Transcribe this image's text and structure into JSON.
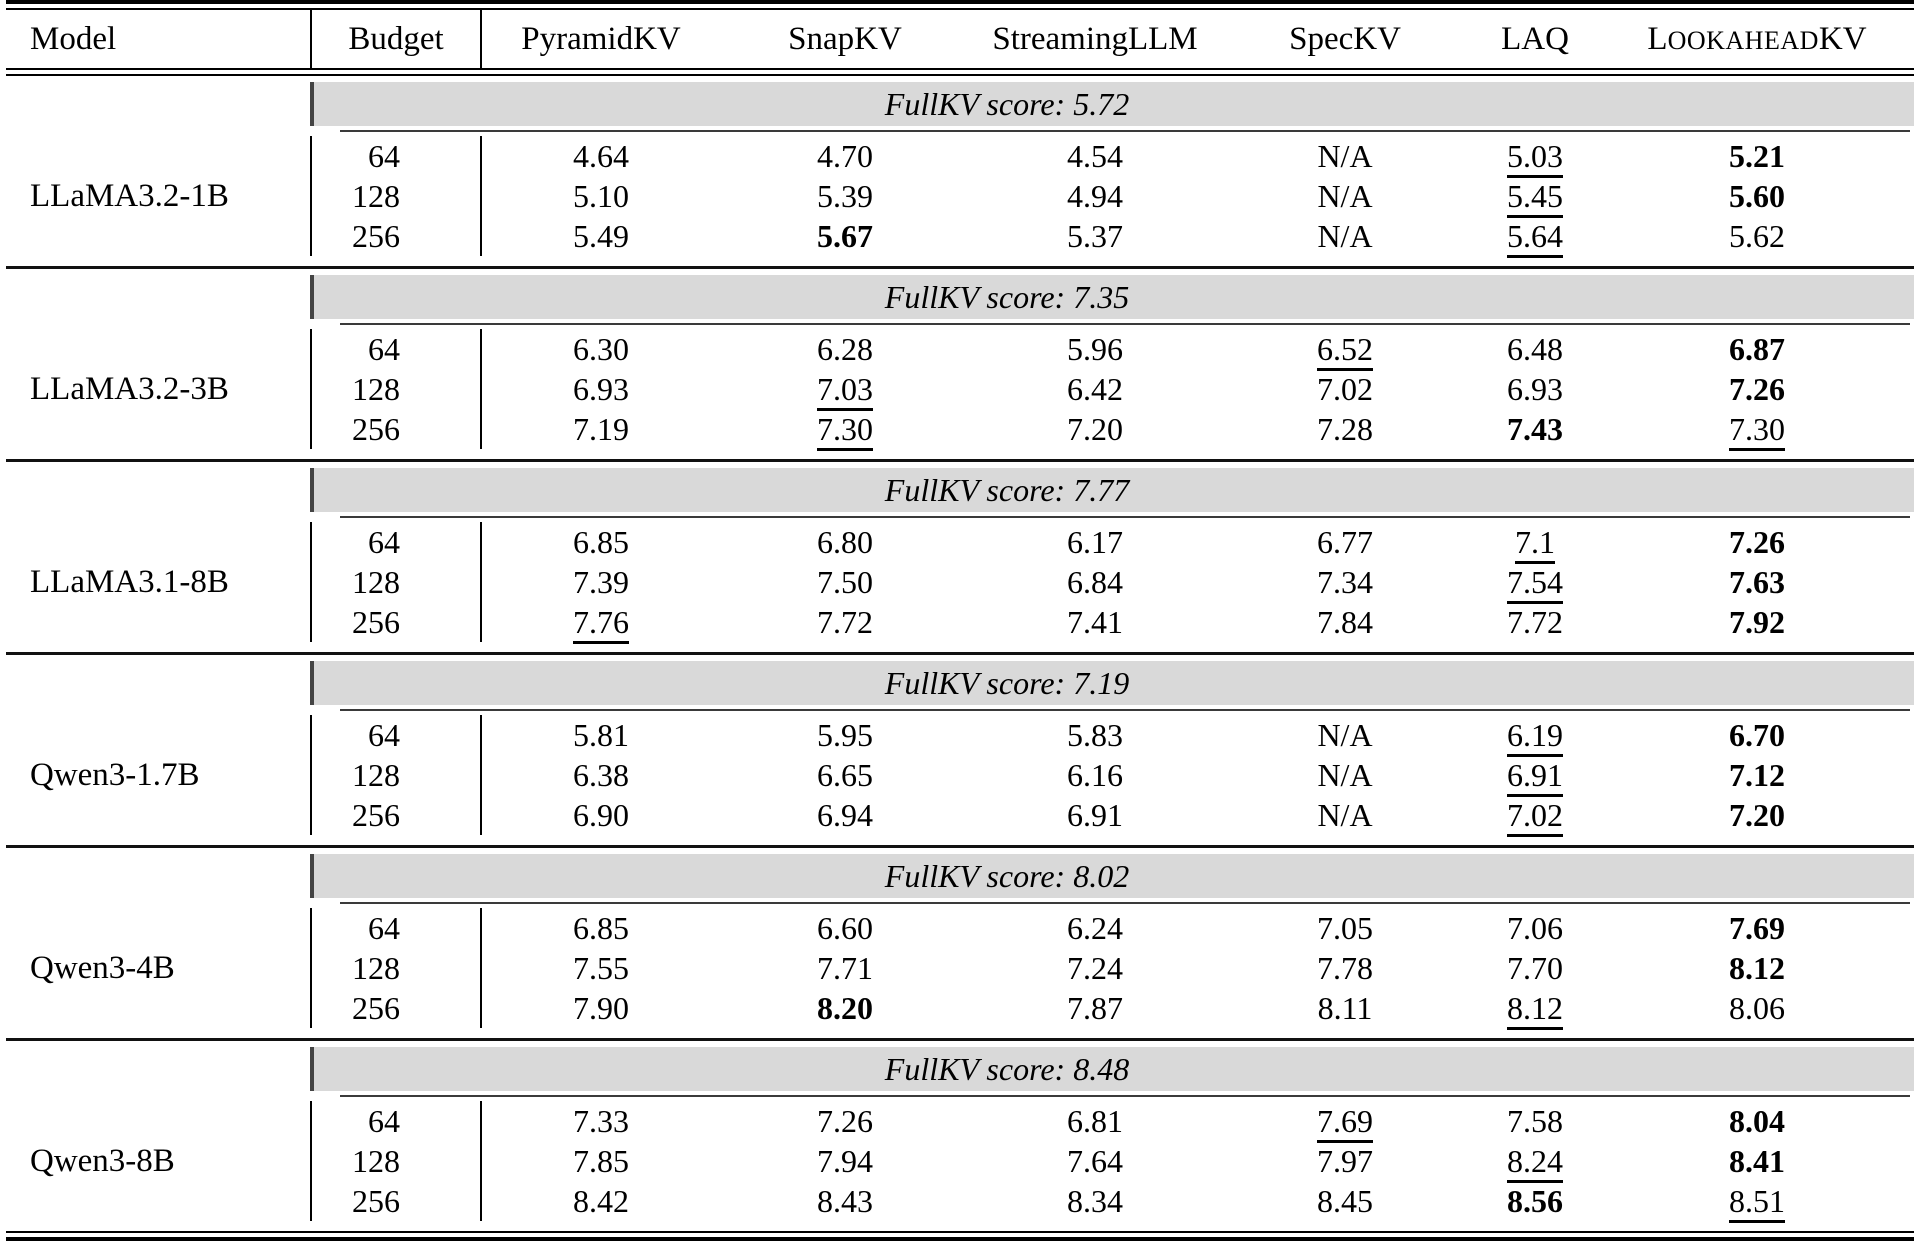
{
  "table": {
    "headers": {
      "model": "Model",
      "budget": "Budget",
      "methods": [
        "PyramidKV",
        "SnapKV",
        "StreamingLLM",
        "SpecKV",
        "LAQ"
      ],
      "lookahead": {
        "l": "L",
        "mid": "OOKAHEAD",
        "kv": "KV"
      }
    },
    "band_bg_color": "#d9d9d9",
    "sections": [
      {
        "model": "LLaMA3.2-1B",
        "fullkv_label": "FullKV score: 5.72",
        "rows": [
          {
            "budget": "64",
            "cells": [
              {
                "v": "4.64"
              },
              {
                "v": "4.70"
              },
              {
                "v": "4.54"
              },
              {
                "v": "N/A"
              },
              {
                "v": "5.03",
                "u": true
              },
              {
                "v": "5.21",
                "b": true
              }
            ]
          },
          {
            "budget": "128",
            "cells": [
              {
                "v": "5.10"
              },
              {
                "v": "5.39"
              },
              {
                "v": "4.94"
              },
              {
                "v": "N/A"
              },
              {
                "v": "5.45",
                "u": true
              },
              {
                "v": "5.60",
                "b": true
              }
            ]
          },
          {
            "budget": "256",
            "cells": [
              {
                "v": "5.49"
              },
              {
                "v": "5.67",
                "b": true
              },
              {
                "v": "5.37"
              },
              {
                "v": "N/A"
              },
              {
                "v": "5.64",
                "u": true
              },
              {
                "v": "5.62"
              }
            ]
          }
        ]
      },
      {
        "model": "LLaMA3.2-3B",
        "fullkv_label": "FullKV score: 7.35",
        "rows": [
          {
            "budget": "64",
            "cells": [
              {
                "v": "6.30"
              },
              {
                "v": "6.28"
              },
              {
                "v": "5.96"
              },
              {
                "v": "6.52",
                "u": true
              },
              {
                "v": "6.48"
              },
              {
                "v": "6.87",
                "b": true
              }
            ]
          },
          {
            "budget": "128",
            "cells": [
              {
                "v": "6.93"
              },
              {
                "v": "7.03",
                "u": true
              },
              {
                "v": "6.42"
              },
              {
                "v": "7.02"
              },
              {
                "v": "6.93"
              },
              {
                "v": "7.26",
                "b": true
              }
            ]
          },
          {
            "budget": "256",
            "cells": [
              {
                "v": "7.19"
              },
              {
                "v": "7.30",
                "u": true
              },
              {
                "v": "7.20"
              },
              {
                "v": "7.28"
              },
              {
                "v": "7.43",
                "b": true
              },
              {
                "v": "7.30",
                "u": true
              }
            ]
          }
        ]
      },
      {
        "model": "LLaMA3.1-8B",
        "fullkv_label": "FullKV score: 7.77",
        "rows": [
          {
            "budget": "64",
            "cells": [
              {
                "v": "6.85"
              },
              {
                "v": "6.80"
              },
              {
                "v": "6.17"
              },
              {
                "v": "6.77"
              },
              {
                "v": "7.1",
                "u": true
              },
              {
                "v": "7.26",
                "b": true
              }
            ]
          },
          {
            "budget": "128",
            "cells": [
              {
                "v": "7.39"
              },
              {
                "v": "7.50"
              },
              {
                "v": "6.84"
              },
              {
                "v": "7.34"
              },
              {
                "v": "7.54",
                "u": true
              },
              {
                "v": "7.63",
                "b": true
              }
            ]
          },
          {
            "budget": "256",
            "cells": [
              {
                "v": "7.76",
                "u": true
              },
              {
                "v": "7.72"
              },
              {
                "v": "7.41"
              },
              {
                "v": "7.84"
              },
              {
                "v": "7.72"
              },
              {
                "v": "7.92",
                "b": true
              }
            ]
          }
        ]
      },
      {
        "model": "Qwen3-1.7B",
        "fullkv_label": "FullKV score: 7.19",
        "rows": [
          {
            "budget": "64",
            "cells": [
              {
                "v": "5.81"
              },
              {
                "v": "5.95"
              },
              {
                "v": "5.83"
              },
              {
                "v": "N/A"
              },
              {
                "v": "6.19",
                "u": true
              },
              {
                "v": "6.70",
                "b": true
              }
            ]
          },
          {
            "budget": "128",
            "cells": [
              {
                "v": "6.38"
              },
              {
                "v": "6.65"
              },
              {
                "v": "6.16"
              },
              {
                "v": "N/A"
              },
              {
                "v": "6.91",
                "u": true
              },
              {
                "v": "7.12",
                "b": true
              }
            ]
          },
          {
            "budget": "256",
            "cells": [
              {
                "v": "6.90"
              },
              {
                "v": "6.94"
              },
              {
                "v": "6.91"
              },
              {
                "v": "N/A"
              },
              {
                "v": "7.02",
                "u": true
              },
              {
                "v": "7.20",
                "b": true
              }
            ]
          }
        ]
      },
      {
        "model": "Qwen3-4B",
        "fullkv_label": "FullKV score: 8.02",
        "rows": [
          {
            "budget": "64",
            "cells": [
              {
                "v": "6.85"
              },
              {
                "v": "6.60"
              },
              {
                "v": "6.24"
              },
              {
                "v": "7.05"
              },
              {
                "v": "7.06"
              },
              {
                "v": "7.69",
                "b": true
              }
            ]
          },
          {
            "budget": "128",
            "cells": [
              {
                "v": "7.55"
              },
              {
                "v": "7.71"
              },
              {
                "v": "7.24"
              },
              {
                "v": "7.78"
              },
              {
                "v": "7.70"
              },
              {
                "v": "8.12",
                "b": true
              }
            ]
          },
          {
            "budget": "256",
            "cells": [
              {
                "v": "7.90"
              },
              {
                "v": "8.20",
                "b": true
              },
              {
                "v": "7.87"
              },
              {
                "v": "8.11"
              },
              {
                "v": "8.12",
                "u": true
              },
              {
                "v": "8.06"
              }
            ]
          }
        ]
      },
      {
        "model": "Qwen3-8B",
        "fullkv_label": "FullKV score: 8.48",
        "rows": [
          {
            "budget": "64",
            "cells": [
              {
                "v": "7.33"
              },
              {
                "v": "7.26"
              },
              {
                "v": "6.81"
              },
              {
                "v": "7.69",
                "u": true
              },
              {
                "v": "7.58"
              },
              {
                "v": "8.04",
                "b": true
              }
            ]
          },
          {
            "budget": "128",
            "cells": [
              {
                "v": "7.85"
              },
              {
                "v": "7.94"
              },
              {
                "v": "7.64"
              },
              {
                "v": "7.97"
              },
              {
                "v": "8.24",
                "u": true
              },
              {
                "v": "8.41",
                "b": true
              }
            ]
          },
          {
            "budget": "256",
            "cells": [
              {
                "v": "8.42"
              },
              {
                "v": "8.43"
              },
              {
                "v": "8.34"
              },
              {
                "v": "8.45"
              },
              {
                "v": "8.56",
                "b": true
              },
              {
                "v": "8.51",
                "u": true
              }
            ]
          }
        ]
      }
    ]
  }
}
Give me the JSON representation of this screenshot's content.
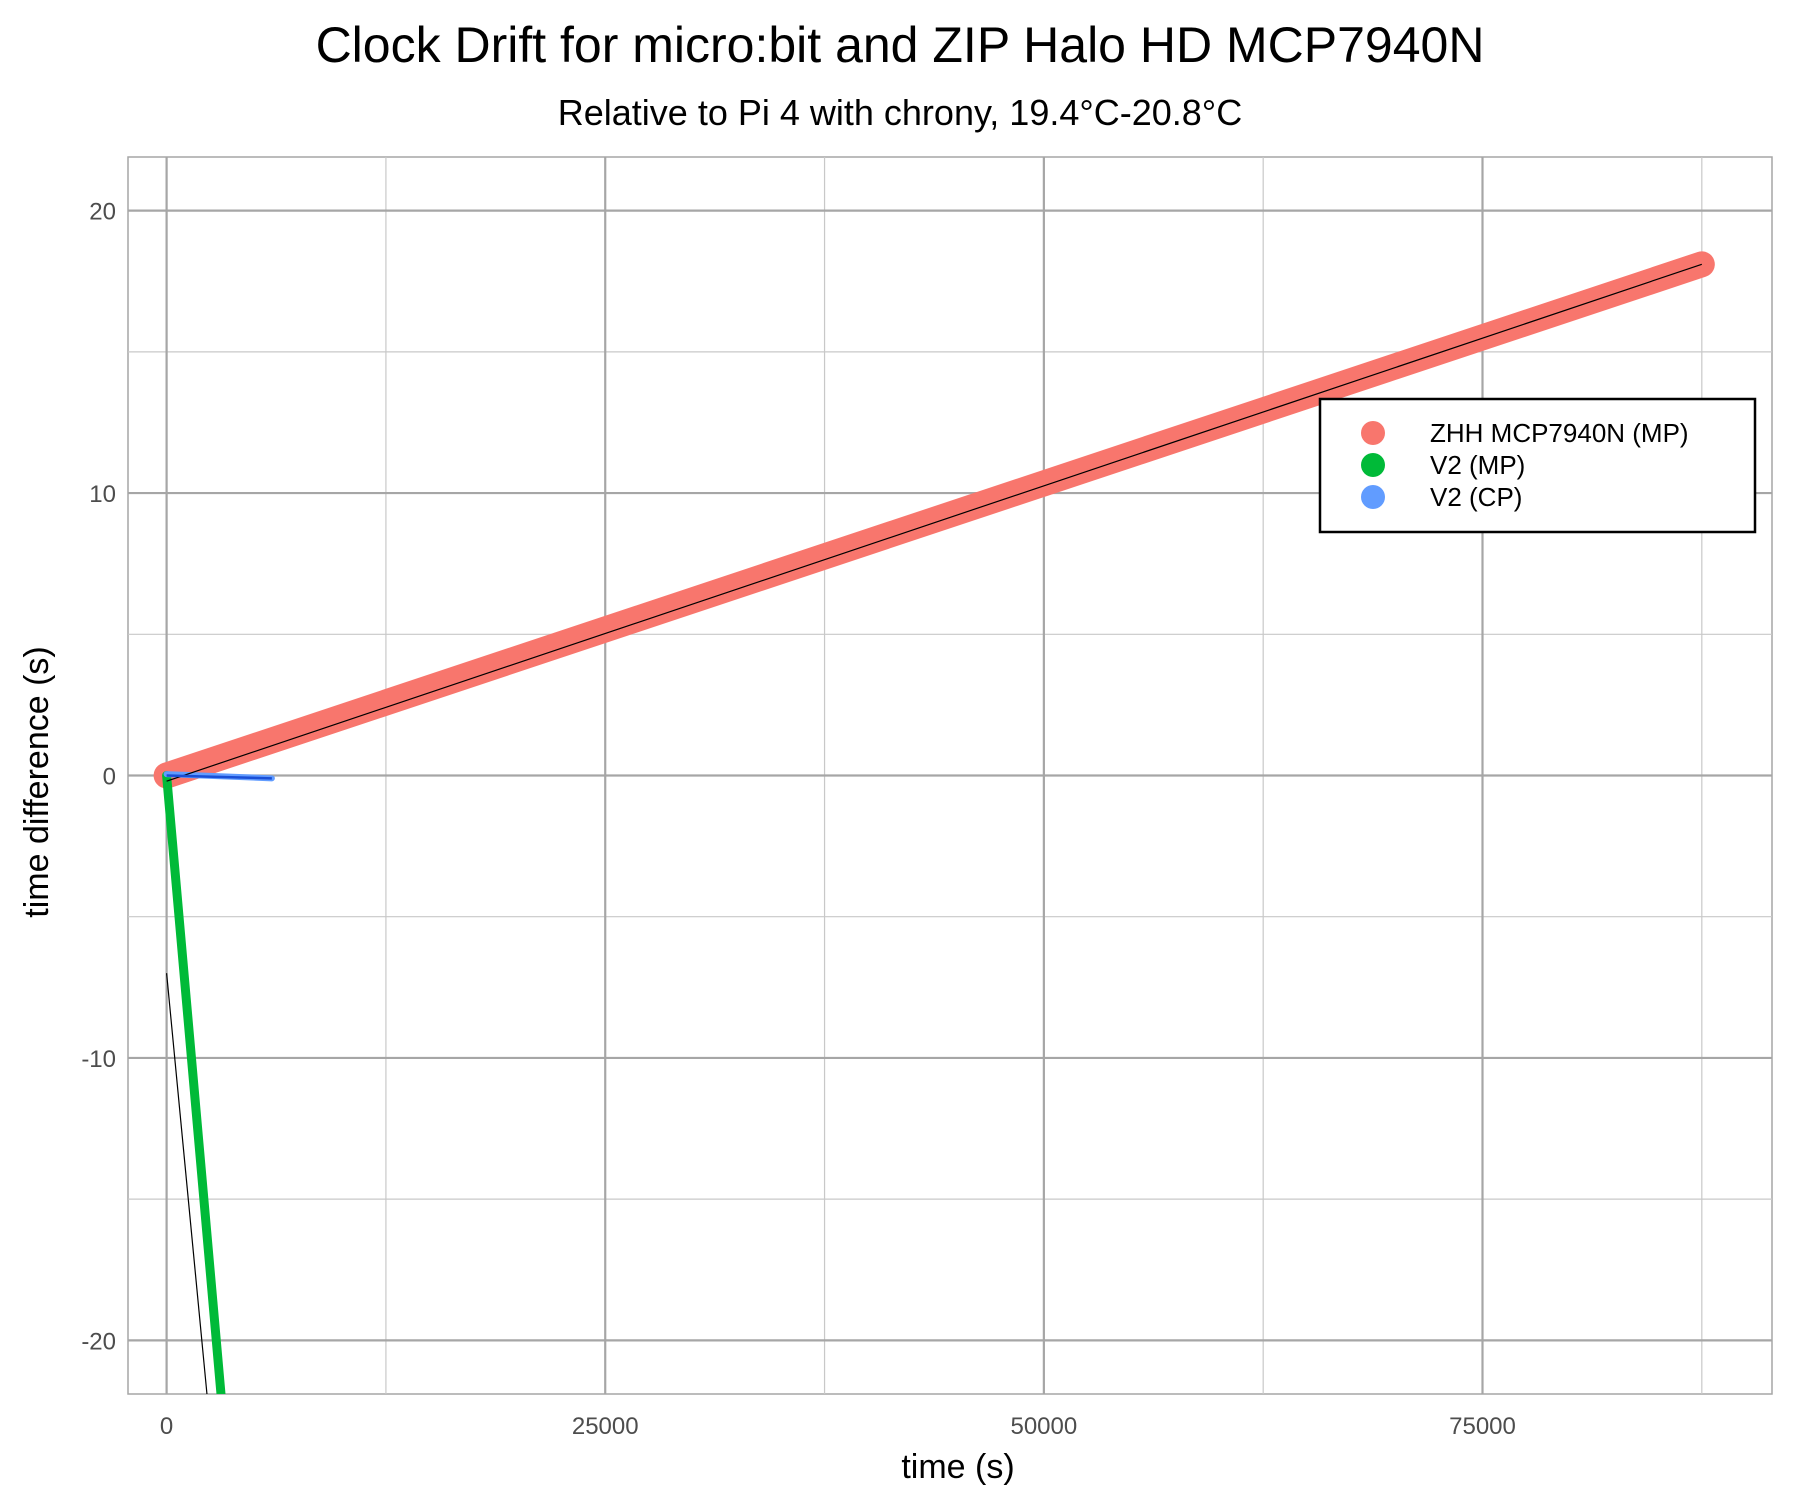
{
  "chart_data": {
    "type": "line",
    "title": "Clock Drift for micro:bit and ZIP Halo HD MCP7940N",
    "subtitle": "Relative to Pi 4 with chrony, 19.4°C-20.8°C",
    "xlabel": "time (s)",
    "ylabel": "time difference (s)",
    "xlim": [
      -2200,
      91500
    ],
    "ylim": [
      -21.9,
      21.9
    ],
    "x_major_ticks": [
      0,
      25000,
      50000,
      75000
    ],
    "x_tick_labels": [
      "0",
      "25000",
      "50000",
      "75000"
    ],
    "x_minor_ticks": [
      12500,
      37500,
      62500,
      87500
    ],
    "y_major_ticks": [
      -20,
      -10,
      0,
      10,
      20
    ],
    "y_tick_labels": [
      "-20",
      "-10",
      "0",
      "10",
      "20"
    ],
    "y_minor_ticks": [
      -15,
      -5,
      5,
      15
    ],
    "grid": true,
    "legend_position": "right",
    "series": [
      {
        "name": "ZHH MCP7940N (MP)",
        "color": "#F8766D",
        "x": [
          0,
          87500
        ],
        "y": [
          0.0,
          18.1
        ],
        "fit": {
          "x": [
            0,
            87500
          ],
          "y": [
            -0.2,
            18.1
          ],
          "color": "#000000"
        }
      },
      {
        "name": "V2 (MP)",
        "color": "#00BA38",
        "x": [
          0,
          3100
        ],
        "y": [
          0.0,
          -21.9
        ],
        "fit": {
          "x": [
            0,
            2300
          ],
          "y": [
            -7.0,
            -21.9
          ],
          "color": "#000000"
        }
      },
      {
        "name": "V2 (CP)",
        "color": "#619CFF",
        "x": [
          0,
          6000
        ],
        "y": [
          0.05,
          -0.1
        ],
        "fit": {
          "x": [
            0,
            6000
          ],
          "y": [
            0.0,
            -0.1
          ],
          "color": "#1a4fd6"
        }
      }
    ]
  }
}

THE TASK. With pictures omitted, copy exactly the lines from the one containing "Give me the" through the final line of the listing, both included.

RESULT.
Give me the JSON representation of this screenshot's content.
{
  "chart_data": {
    "type": "line",
    "title": "Clock Drift for micro:bit and ZIP Halo HD MCP7940N",
    "subtitle": "Relative to Pi 4 with chrony, 19.4°C-20.8°C",
    "xlabel": "time (s)",
    "ylabel": "time difference (s)",
    "xlim": [
      -2200,
      91500
    ],
    "ylim": [
      -21.9,
      21.9
    ],
    "x_major_ticks": [
      0,
      25000,
      50000,
      75000
    ],
    "x_tick_labels": [
      "0",
      "25000",
      "50000",
      "75000"
    ],
    "x_minor_ticks": [
      12500,
      37500,
      62500,
      87500
    ],
    "y_major_ticks": [
      -20,
      -10,
      0,
      10,
      20
    ],
    "y_tick_labels": [
      "-20",
      "-10",
      "0",
      "10",
      "20"
    ],
    "y_minor_ticks": [
      -15,
      -5,
      5,
      15
    ],
    "grid": true,
    "legend_position": "right",
    "series": [
      {
        "name": "ZHH MCP7940N (MP)",
        "color": "#F8766D",
        "x": [
          0,
          87500
        ],
        "y": [
          0.0,
          18.1
        ],
        "fit": {
          "x": [
            0,
            87500
          ],
          "y": [
            -0.2,
            18.1
          ],
          "color": "#000000"
        }
      },
      {
        "name": "V2 (MP)",
        "color": "#00BA38",
        "x": [
          0,
          3100
        ],
        "y": [
          0.0,
          -21.9
        ],
        "fit": {
          "x": [
            0,
            2300
          ],
          "y": [
            -7.0,
            -21.9
          ],
          "color": "#000000"
        }
      },
      {
        "name": "V2 (CP)",
        "color": "#619CFF",
        "x": [
          0,
          6000
        ],
        "y": [
          0.05,
          -0.1
        ],
        "fit": {
          "x": [
            0,
            6000
          ],
          "y": [
            0.0,
            -0.1
          ],
          "color": "#1a4fd6"
        }
      }
    ]
  }
}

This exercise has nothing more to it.